(Stored dataset items)
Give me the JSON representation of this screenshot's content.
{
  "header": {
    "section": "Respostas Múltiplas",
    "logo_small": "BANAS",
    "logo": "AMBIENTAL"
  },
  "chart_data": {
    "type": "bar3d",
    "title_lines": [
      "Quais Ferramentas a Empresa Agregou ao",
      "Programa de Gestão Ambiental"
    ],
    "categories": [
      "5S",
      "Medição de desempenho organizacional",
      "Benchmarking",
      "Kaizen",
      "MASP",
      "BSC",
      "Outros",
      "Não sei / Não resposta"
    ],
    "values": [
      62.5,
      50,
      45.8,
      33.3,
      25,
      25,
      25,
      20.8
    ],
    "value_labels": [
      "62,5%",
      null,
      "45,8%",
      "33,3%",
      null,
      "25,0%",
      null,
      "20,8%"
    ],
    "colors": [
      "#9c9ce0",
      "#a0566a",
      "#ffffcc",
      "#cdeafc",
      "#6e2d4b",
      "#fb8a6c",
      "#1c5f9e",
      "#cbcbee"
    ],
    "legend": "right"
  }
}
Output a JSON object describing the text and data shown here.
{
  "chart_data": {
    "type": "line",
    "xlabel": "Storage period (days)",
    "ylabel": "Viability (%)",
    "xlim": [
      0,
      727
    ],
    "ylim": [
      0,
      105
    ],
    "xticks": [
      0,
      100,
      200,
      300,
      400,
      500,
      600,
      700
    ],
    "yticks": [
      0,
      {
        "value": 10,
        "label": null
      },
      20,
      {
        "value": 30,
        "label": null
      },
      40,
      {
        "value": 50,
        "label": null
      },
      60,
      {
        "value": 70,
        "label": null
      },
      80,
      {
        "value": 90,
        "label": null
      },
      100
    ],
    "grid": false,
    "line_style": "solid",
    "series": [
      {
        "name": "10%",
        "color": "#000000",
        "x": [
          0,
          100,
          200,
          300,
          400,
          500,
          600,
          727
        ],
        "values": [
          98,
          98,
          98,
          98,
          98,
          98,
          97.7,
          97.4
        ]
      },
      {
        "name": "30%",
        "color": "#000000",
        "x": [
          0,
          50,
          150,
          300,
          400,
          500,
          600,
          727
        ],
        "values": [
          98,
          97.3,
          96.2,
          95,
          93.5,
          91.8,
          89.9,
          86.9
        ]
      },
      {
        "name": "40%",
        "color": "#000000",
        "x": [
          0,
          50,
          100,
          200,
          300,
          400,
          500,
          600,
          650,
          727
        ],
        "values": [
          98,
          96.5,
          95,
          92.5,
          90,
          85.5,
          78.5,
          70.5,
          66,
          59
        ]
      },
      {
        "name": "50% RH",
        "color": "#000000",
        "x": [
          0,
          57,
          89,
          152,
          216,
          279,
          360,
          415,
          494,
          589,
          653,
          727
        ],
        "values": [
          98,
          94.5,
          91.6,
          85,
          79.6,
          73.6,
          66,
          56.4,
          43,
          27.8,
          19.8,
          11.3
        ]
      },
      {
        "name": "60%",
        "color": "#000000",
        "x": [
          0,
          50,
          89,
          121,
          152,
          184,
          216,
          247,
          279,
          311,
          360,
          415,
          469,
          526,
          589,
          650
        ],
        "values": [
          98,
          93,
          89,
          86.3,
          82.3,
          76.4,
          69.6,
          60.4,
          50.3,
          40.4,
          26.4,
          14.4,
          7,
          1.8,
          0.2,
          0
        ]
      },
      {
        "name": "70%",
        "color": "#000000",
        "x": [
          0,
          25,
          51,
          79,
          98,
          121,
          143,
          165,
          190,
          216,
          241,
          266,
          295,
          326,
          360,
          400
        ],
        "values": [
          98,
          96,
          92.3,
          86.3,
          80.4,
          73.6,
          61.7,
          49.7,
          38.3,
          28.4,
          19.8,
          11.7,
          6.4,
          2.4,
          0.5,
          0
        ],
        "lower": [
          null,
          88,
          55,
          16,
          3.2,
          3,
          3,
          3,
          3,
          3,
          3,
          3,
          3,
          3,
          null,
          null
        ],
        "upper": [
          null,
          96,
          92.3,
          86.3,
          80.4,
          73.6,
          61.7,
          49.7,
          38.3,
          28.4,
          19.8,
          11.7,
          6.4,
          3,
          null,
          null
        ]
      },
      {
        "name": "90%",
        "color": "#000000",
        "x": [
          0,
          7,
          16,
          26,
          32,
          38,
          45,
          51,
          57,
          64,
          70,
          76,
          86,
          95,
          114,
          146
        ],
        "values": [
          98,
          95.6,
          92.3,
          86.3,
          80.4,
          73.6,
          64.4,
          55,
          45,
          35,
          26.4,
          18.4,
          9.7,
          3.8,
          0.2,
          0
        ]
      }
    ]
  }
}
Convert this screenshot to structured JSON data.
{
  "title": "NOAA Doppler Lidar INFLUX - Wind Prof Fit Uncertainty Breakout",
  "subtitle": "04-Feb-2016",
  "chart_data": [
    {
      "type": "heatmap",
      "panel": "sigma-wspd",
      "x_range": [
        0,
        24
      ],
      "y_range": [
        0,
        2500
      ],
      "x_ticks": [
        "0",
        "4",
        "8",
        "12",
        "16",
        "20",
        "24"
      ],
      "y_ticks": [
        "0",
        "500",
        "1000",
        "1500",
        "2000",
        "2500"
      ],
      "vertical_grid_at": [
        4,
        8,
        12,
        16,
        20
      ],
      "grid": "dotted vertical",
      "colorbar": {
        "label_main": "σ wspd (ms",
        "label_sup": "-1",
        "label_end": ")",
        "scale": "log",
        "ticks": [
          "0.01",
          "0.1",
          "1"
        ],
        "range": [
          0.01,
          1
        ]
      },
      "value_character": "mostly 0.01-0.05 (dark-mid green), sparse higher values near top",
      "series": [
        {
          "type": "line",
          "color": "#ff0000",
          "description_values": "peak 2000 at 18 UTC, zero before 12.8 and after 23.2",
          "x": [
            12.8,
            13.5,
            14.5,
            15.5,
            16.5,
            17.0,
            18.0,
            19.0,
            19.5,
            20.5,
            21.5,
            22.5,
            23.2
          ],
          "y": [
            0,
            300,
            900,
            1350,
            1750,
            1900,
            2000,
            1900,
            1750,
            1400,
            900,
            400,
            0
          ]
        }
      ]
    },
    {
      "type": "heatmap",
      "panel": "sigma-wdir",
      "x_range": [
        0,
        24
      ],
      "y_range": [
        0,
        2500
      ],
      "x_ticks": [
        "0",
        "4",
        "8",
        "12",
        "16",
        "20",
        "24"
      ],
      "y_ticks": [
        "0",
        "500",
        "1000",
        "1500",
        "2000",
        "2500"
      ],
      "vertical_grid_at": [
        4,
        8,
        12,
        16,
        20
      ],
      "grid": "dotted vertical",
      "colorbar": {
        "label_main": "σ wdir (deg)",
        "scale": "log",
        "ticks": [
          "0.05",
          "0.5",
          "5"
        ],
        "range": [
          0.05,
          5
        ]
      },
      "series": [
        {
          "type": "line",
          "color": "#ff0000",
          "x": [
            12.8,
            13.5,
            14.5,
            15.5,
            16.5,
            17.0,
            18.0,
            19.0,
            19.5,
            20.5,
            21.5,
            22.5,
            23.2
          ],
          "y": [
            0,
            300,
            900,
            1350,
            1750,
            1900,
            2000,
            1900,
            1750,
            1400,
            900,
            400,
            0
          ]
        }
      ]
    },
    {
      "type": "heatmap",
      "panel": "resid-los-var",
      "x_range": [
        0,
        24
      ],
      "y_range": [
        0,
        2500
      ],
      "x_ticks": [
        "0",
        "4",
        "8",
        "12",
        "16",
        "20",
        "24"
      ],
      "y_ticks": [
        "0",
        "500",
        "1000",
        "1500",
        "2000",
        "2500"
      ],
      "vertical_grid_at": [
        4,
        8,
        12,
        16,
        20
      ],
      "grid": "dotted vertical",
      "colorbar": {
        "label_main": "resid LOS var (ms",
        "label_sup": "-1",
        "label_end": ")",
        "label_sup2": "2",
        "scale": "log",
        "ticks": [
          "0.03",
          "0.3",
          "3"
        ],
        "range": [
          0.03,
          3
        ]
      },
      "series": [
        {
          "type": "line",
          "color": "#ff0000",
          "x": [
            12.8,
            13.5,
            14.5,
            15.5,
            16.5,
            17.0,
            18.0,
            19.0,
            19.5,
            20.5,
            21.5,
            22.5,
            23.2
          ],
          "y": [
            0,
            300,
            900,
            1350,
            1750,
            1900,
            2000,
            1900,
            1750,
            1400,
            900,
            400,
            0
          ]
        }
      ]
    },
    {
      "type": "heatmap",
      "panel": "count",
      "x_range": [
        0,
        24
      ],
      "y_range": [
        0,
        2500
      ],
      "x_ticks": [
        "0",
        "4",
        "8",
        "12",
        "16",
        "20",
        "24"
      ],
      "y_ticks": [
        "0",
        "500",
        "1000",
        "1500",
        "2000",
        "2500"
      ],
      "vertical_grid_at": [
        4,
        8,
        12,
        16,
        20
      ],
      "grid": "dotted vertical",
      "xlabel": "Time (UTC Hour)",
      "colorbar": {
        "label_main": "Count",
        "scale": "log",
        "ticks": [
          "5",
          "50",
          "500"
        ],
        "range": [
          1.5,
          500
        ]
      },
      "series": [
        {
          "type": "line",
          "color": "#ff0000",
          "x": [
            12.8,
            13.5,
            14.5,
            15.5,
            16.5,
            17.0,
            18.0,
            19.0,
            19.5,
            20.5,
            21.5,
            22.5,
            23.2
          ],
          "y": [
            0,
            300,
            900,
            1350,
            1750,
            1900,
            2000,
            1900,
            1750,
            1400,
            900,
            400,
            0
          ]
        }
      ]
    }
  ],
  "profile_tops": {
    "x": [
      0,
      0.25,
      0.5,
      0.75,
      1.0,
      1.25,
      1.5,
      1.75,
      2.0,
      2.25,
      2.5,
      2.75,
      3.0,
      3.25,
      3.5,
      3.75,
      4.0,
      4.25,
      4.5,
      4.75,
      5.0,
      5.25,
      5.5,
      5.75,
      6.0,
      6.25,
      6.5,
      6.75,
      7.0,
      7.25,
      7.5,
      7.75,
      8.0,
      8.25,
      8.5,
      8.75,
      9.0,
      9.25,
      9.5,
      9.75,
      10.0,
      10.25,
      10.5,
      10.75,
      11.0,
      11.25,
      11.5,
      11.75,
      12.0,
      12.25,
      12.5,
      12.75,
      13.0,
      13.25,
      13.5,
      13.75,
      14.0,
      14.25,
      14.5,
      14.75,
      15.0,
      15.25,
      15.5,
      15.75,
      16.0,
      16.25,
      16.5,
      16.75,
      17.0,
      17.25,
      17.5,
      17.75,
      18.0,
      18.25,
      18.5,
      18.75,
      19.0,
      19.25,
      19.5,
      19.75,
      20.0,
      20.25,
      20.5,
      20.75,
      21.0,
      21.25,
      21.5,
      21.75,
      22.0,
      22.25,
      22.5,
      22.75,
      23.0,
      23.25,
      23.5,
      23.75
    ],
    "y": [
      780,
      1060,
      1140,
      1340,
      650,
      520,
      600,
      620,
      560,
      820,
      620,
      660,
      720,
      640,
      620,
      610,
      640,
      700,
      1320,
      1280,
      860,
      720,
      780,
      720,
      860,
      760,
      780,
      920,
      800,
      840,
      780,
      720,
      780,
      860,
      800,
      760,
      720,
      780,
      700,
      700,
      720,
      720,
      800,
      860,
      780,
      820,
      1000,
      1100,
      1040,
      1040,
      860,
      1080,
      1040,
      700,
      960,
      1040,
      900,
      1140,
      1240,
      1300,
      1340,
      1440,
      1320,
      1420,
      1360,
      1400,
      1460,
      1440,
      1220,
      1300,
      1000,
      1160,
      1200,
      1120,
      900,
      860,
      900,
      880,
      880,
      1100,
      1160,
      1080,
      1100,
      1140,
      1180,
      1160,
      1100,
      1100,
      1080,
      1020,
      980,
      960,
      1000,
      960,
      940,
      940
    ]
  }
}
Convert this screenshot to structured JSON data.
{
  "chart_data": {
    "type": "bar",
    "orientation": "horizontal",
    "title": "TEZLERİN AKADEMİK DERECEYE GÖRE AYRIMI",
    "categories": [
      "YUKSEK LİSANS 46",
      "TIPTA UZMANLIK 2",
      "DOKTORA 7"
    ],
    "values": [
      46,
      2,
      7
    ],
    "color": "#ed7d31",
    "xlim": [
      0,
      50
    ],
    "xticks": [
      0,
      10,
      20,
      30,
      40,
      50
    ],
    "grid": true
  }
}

→ **What you are asked to do**
What is the number of lines in the records that contain the word "wdir"? Answer with the number and nothing else.

→ **Worked solution**
2